| Task instructions |
Extract each line from the entries below that has the string "drinks" in it.

| Supplied entries |
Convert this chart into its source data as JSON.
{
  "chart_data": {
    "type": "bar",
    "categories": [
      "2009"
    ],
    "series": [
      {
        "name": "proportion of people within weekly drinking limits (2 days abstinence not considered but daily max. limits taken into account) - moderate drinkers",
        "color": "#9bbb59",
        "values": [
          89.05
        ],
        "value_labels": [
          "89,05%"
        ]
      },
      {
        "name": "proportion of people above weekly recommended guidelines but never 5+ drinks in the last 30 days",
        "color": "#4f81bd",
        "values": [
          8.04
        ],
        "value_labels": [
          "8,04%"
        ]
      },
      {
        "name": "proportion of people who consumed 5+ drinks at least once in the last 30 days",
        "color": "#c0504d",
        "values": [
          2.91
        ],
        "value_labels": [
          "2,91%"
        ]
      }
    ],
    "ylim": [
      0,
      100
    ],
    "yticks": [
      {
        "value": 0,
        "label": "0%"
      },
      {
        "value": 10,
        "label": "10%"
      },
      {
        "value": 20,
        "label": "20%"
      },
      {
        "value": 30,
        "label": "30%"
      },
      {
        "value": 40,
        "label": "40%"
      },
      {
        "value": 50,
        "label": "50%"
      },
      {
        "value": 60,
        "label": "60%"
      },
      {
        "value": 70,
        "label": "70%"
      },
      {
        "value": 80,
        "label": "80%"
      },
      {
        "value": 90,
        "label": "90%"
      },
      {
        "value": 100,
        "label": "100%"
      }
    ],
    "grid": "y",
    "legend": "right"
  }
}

| Problem solution |
        "name": "proportion of people above weekly recommended guidelines but never 5+ drinks in the last 30 days",
        "name": "proportion of people who consumed 5+ drinks at least once in the last 30 days",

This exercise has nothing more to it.